**WRITTEN PROBLEM**
Write the data out again exactly, with no pictures.

**RECORDS FOR THE EXERCISE**

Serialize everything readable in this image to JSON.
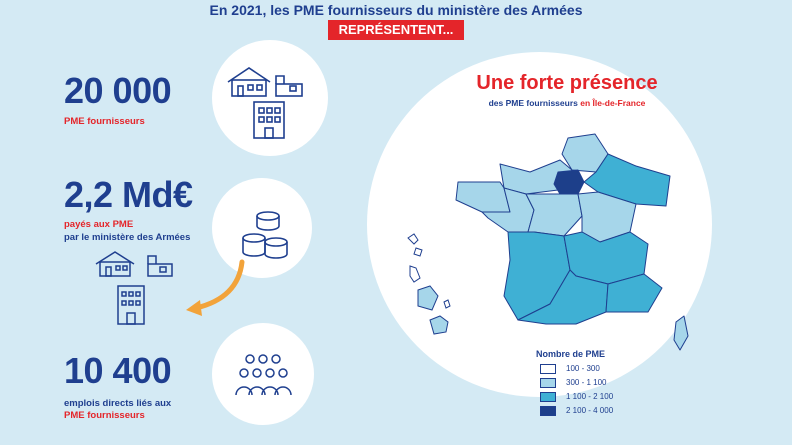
{
  "header": {
    "title": "En 2021, les PME fournisseurs du ministère des Armées",
    "badge": "REPRÉSENTENT..."
  },
  "stats": [
    {
      "value": "20 000",
      "label_line1": "PME fournisseurs",
      "label_line2": ""
    },
    {
      "value": "2,2 Md€",
      "label_line1": "payés aux PME",
      "label_line2": "par le ministère des Armées"
    },
    {
      "value": "10 400",
      "label_line1": "emplois directs liés aux",
      "label_line2": "PME fournisseurs"
    }
  ],
  "icons": {
    "buildings": "buildings-icon",
    "coins": "coins-icon",
    "people": "people-icon",
    "arrow": "curved-arrow-icon"
  },
  "map": {
    "title": "Une forte présence",
    "subtitle_prefix": "des PME fournisseurs ",
    "subtitle_highlight": "en Île-de-France",
    "legend_title": "Nombre de PME",
    "legend": [
      {
        "range": "100 - 300",
        "color": "#ffffff"
      },
      {
        "range": "300 - 1 100",
        "color": "#a6d6ea"
      },
      {
        "range": "1 100 - 2 100",
        "color": "#3fb0d4"
      },
      {
        "range": "2 100 - 4 000",
        "color": "#1d3f8a"
      }
    ]
  },
  "colors": {
    "background": "#d4eaf4",
    "navy": "#1f3f8f",
    "red": "#e4252a",
    "orange": "#f2a33a"
  }
}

**SOLUTION BELOW**
Serialize everything readable in this image to JSON.
{
  "header": {
    "title": "En 2021, les PME fournisseurs du ministère des Armées",
    "badge": "REPRÉSENTENT..."
  },
  "stats": [
    {
      "value": "20 000",
      "label_line1": "PME fournisseurs",
      "label_line2": ""
    },
    {
      "value": "2,2 Md€",
      "label_line1": "payés aux PME",
      "label_line2": "par le ministère des Armées"
    },
    {
      "value": "10 400",
      "label_line1": "emplois directs liés aux",
      "label_line2": "PME fournisseurs"
    }
  ],
  "icons": {
    "buildings": "buildings-icon",
    "coins": "coins-icon",
    "people": "people-icon",
    "arrow": "curved-arrow-icon"
  },
  "map": {
    "title": "Une forte présence",
    "subtitle_prefix": "des PME fournisseurs ",
    "subtitle_highlight": "en Île-de-France",
    "legend_title": "Nombre de PME",
    "legend": [
      {
        "range": "100 - 300",
        "color": "#ffffff"
      },
      {
        "range": "300 - 1 100",
        "color": "#a6d6ea"
      },
      {
        "range": "1 100 - 2 100",
        "color": "#3fb0d4"
      },
      {
        "range": "2 100 - 4 000",
        "color": "#1d3f8a"
      }
    ]
  },
  "colors": {
    "background": "#d4eaf4",
    "navy": "#1f3f8f",
    "red": "#e4252a",
    "orange": "#f2a33a"
  }
}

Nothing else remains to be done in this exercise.